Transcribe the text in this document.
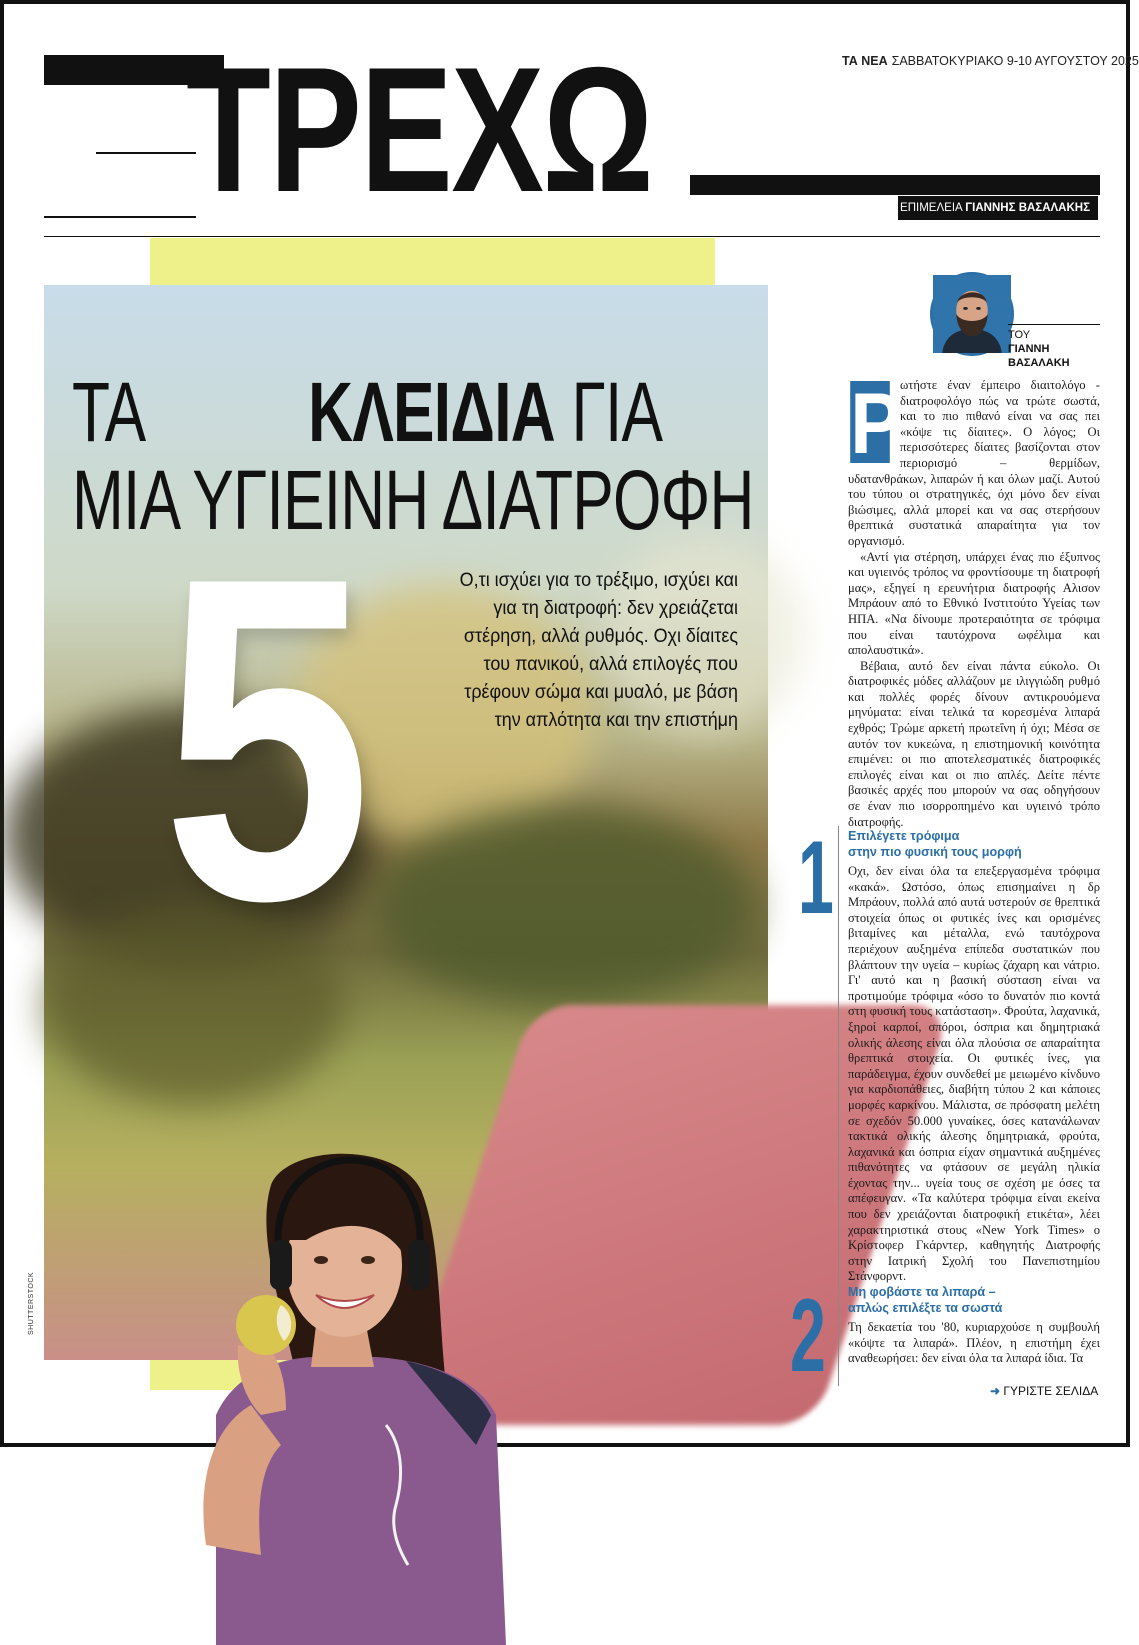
ΤΡΕΧΩ	ΤΑ ΝΕΑ ΣΑΒΒΑΤΟΚΥΡΙΑΚΟ 9-10 ΑΥΓΟΥΣΤΟΥ 2025
ΕΠΙΜΕΛΕΙΑ ΓΙΑΝΝΗΣ ΒΑΣΑΛΑΚΗΣ
5
ΤΑ ΚΛΕΙΔΙΑ ΓΙΑ
ΜΙΑ ΥΓΙΕΙΝΗ ΔΙΑΤΡΟΦΗ
Ο,τι ισχύει για το τρέξιμο, ισχύει και για τη διατροφή: δεν χρειάζεται στέρηση, αλλά ρυθμός. Οχι δίαιτες του πανικού, αλλά επιλογές που τρέφουν σώμα και μυαλό, με βάση την απλότητα και την επιστήμη
SHUTTERSTOCK
ΤΟΥ
ΓΙΑΝΝΗ
ΒΑΣΑΛΑΚΗ
Ρ

ωτήστε έναν έμπειρο διαιτολόγο - διατροφολόγο πώς να τρώτε σωστά, και το πιο πιθανό είναι να σας πει «κόψε τις δίαιτες». Ο λόγος; Οι περισσότερες δίαιτες βασίζονται στον περιορισμό – θερμίδων, υδατανθράκων, λιπαρών ή και όλων μαζί. Αυτού του τύπου οι στρατηγικές, όχι μόνο δεν είναι βιώσιμες, αλλά μπορεί και να σας στερήσουν θρεπτικά συστατικά απαραίτητα για τον οργανισμό.

«Αντί για στέρηση, υπάρχει ένας πιο έξυπνος και υγιεινός τρόπος να φροντίσουμε τη διατροφή μας», εξηγεί η ερευνήτρια διατροφής Αλισον Μπράουν από το Εθνικό Ινστιτούτο Υγείας των ΗΠΑ. «Να δίνουμε προτεραιότητα σε τρόφιμα που είναι ταυτόχρονα ωφέλιμα και απολαυστικά».

Βέβαια, αυτό δεν είναι πάντα εύκολο. Οι διατροφικές μόδες αλλάζουν με ιλιγγιώδη ρυθμό και πολλές φορές δίνουν αντικρουόμενα μηνύματα: είναι τελικά τα κορεσμένα λιπαρά εχθρός; Τρώμε αρκετή πρωτεΐνη ή όχι; Μέσα σε αυτόν τον κυκεώνα, η επιστημονική κοινότητα επιμένει: οι πιο αποτελεσματικές διατροφικές επιλογές είναι και οι πιο απλές. Δείτε πέντε βασικές αρχές που μπορούν να σας οδηγήσουν σε έναν πιο ισορροπημένο και υγιεινό τρόπο διατροφής.

1 Επιλέγετε τρόφιμα
στην πιο φυσική τους μορφή

Οχι, δεν είναι όλα τα επεξεργασμένα τρόφιμα «κακά». Ωστόσο, όπως επισημαίνει η δρ Μπράουν, πολλά από αυτά υστερούν σε θρεπτικά στοιχεία όπως οι φυτικές ίνες και ορισμένες βιταμίνες και μέταλλα, ενώ ταυτόχρονα περιέχουν αυξημένα επίπεδα συστατικών που βλάπτουν την υγεία – κυρίως ζάχαρη και νάτριο. Γι' αυτό και η βασική σύσταση είναι να προτιμούμε τρόφιμα «όσο το δυνατόν πιο κοντά στη φυσική τους κατάσταση». Φρούτα, λαχανικά, ξηροί καρποί, σπόροι, όσπρια και δημητριακά ολικής άλεσης είναι όλα πλούσια σε απαραίτητα θρεπτικά στοιχεία. Οι φυτικές ίνες, για παράδειγμα, έχουν συνδεθεί με μειωμένο κίνδυνο για καρδιοπάθειες, διαβήτη τύπου 2 και κάποιες μορφές καρκίνου. Μάλιστα, σε πρόσφατη μελέτη σε σχεδόν 50.000 γυναίκες, όσες κατανάλωναν τακτικά ολικής άλεσης δημητριακά, φρούτα, λαχανικά και όσπρια είχαν σημαντικά αυξημένες πιθανότητες να φτάσουν σε μεγάλη ηλικία έχοντας την... υγεία τους σε σχέση με όσες τα απέφευγαν. «Τα καλύτερα τρόφιμα είναι εκείνα που δεν χρειάζονται διατροφική ετικέτα», λέει χαρακτηριστικά στους «New York Times» ο Κρίστοφερ Γκάρντερ, καθηγητής Διατροφής στην Ιατρική Σχολή του Πανεπιστημίου Στάνφορντ.

2 Μη φοβάστε τα λιπαρά –
απλώς επιλέξτε τα σωστά

Τη δεκαετία του '80, κυριαρχούσε η συμβουλή «κόψτε τα λιπαρά». Πλέον, η επιστήμη έχει αναθεωρήσει: δεν είναι όλα τα λιπαρά ίδια. Τα

➜ ΓΥΡΙΣΤΕ ΣΕΛΙΔΑ
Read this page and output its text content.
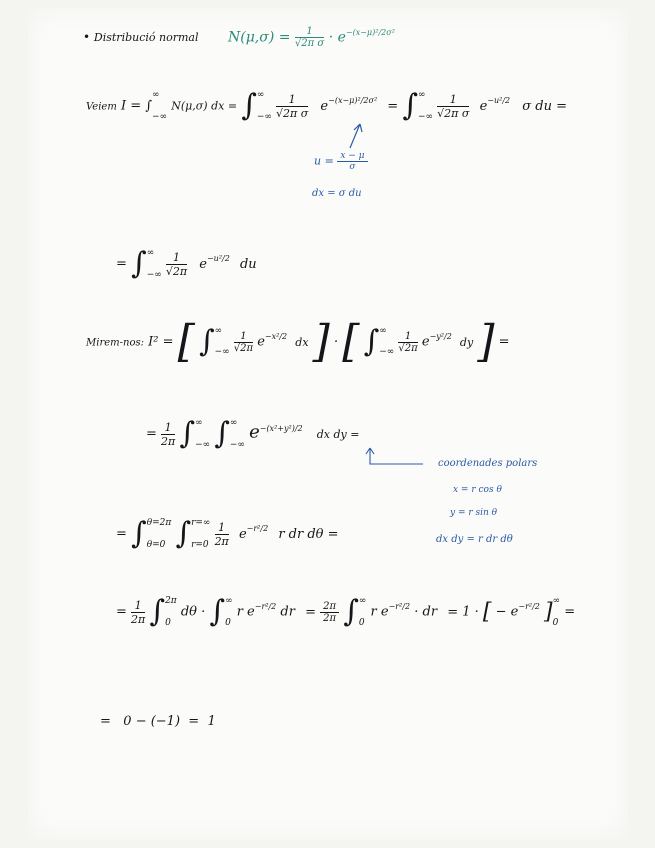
• Distribució normal $N(\mu,\sigma) = \frac{1}{\text{√2π σ}} \cdot e^{-(x-\mu)^2/2\sigma^2}$
Veiem I = ∫∞

−∞ N(μ,σ) dx = ∫∞

−∞ $\frac{1}{\text{√2π σ}} e^{-(x-\mu)^2/2\sigma^2}$ = ∫∞

−∞ $\frac{1}{\text{√2π σ}} e^{-u^2/2}$ σ du =
$u = \frac{x - \mu}{\sigma}$
dx = σ du
= ∫∞

−∞ $\frac{1}{√2\pi} e^{-u^2/2}$ du
Mirem-nos: I² = [ ∫∞

−∞ $\frac{1}{√2\pi} e^{-x^2/2}$ dx ] · [ ∫∞

−∞ $\frac{1}{√2\pi} e^{-y^2/2}$ dy ] =
= $\frac{1}{2\pi}$ ∫∞

−∞ ∫∞

−∞ $e^{-(x^2+y^2)/2}$ dx dy =
coordenades polars
x = r cos θ
y = r sin θ
dx dy = r dr dθ
= ∫θ=2π

θ=0 ∫r=∞

$r=0 \frac{1}{2\pi} e^{-r^2/2}$ r dr dθ =
= $\frac{1}{2\pi} \int 2\pi$

0 dθ · ∫∞

0 r $e^{-r^2/2}$ dr = $\frac{2\pi}{2\pi}$ ∫∞

0 r $e^{-r^2/2}$ · dr = 1 · [ − $e^{-r^2/2}$ ]∞

0 =
=   0 − (−1)  =  1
========================
Reproduce precisely the lines of the listing above, from the line containing "Read this page and output its text content." to the last line, both ends included. Pictures are to be omitted.

- Response to the task -
Read this page and output its text content.
• Distribució normal $N(\mu,\sigma) = \frac{1}{\text{√2π σ}} \cdot e^{-(x-\mu)^2/2\sigma^2}$
Veiem I = ∫∞

−∞ N(μ,σ) dx = ∫∞

−∞ $\frac{1}{\text{√2π σ}} e^{-(x-\mu)^2/2\sigma^2}$ = ∫∞

−∞ $\frac{1}{\text{√2π σ}} e^{-u^2/2}$ σ du =
$u = \frac{x - \mu}{\sigma}$
dx = σ du
= ∫∞

−∞ $\frac{1}{√2\pi} e^{-u^2/2}$ du
Mirem-nos: I² = [ ∫∞

−∞ $\frac{1}{√2\pi} e^{-x^2/2}$ dx ] · [ ∫∞

−∞ $\frac{1}{√2\pi} e^{-y^2/2}$ dy ] =
= $\frac{1}{2\pi}$ ∫∞

−∞ ∫∞

−∞ $e^{-(x^2+y^2)/2}$ dx dy =
coordenades polars
x = r cos θ
y = r sin θ
dx dy = r dr dθ
= ∫θ=2π

θ=0 ∫r=∞

$r=0 \frac{1}{2\pi} e^{-r^2/2}$ r dr dθ =
= $\frac{1}{2\pi} \int 2\pi$

0 dθ · ∫∞

0 r $e^{-r^2/2}$ dr = $\frac{2\pi}{2\pi}$ ∫∞

0 r $e^{-r^2/2}$ · dr = 1 · [ − $e^{-r^2/2}$ ]∞

0 =
=   0 − (−1)  =  1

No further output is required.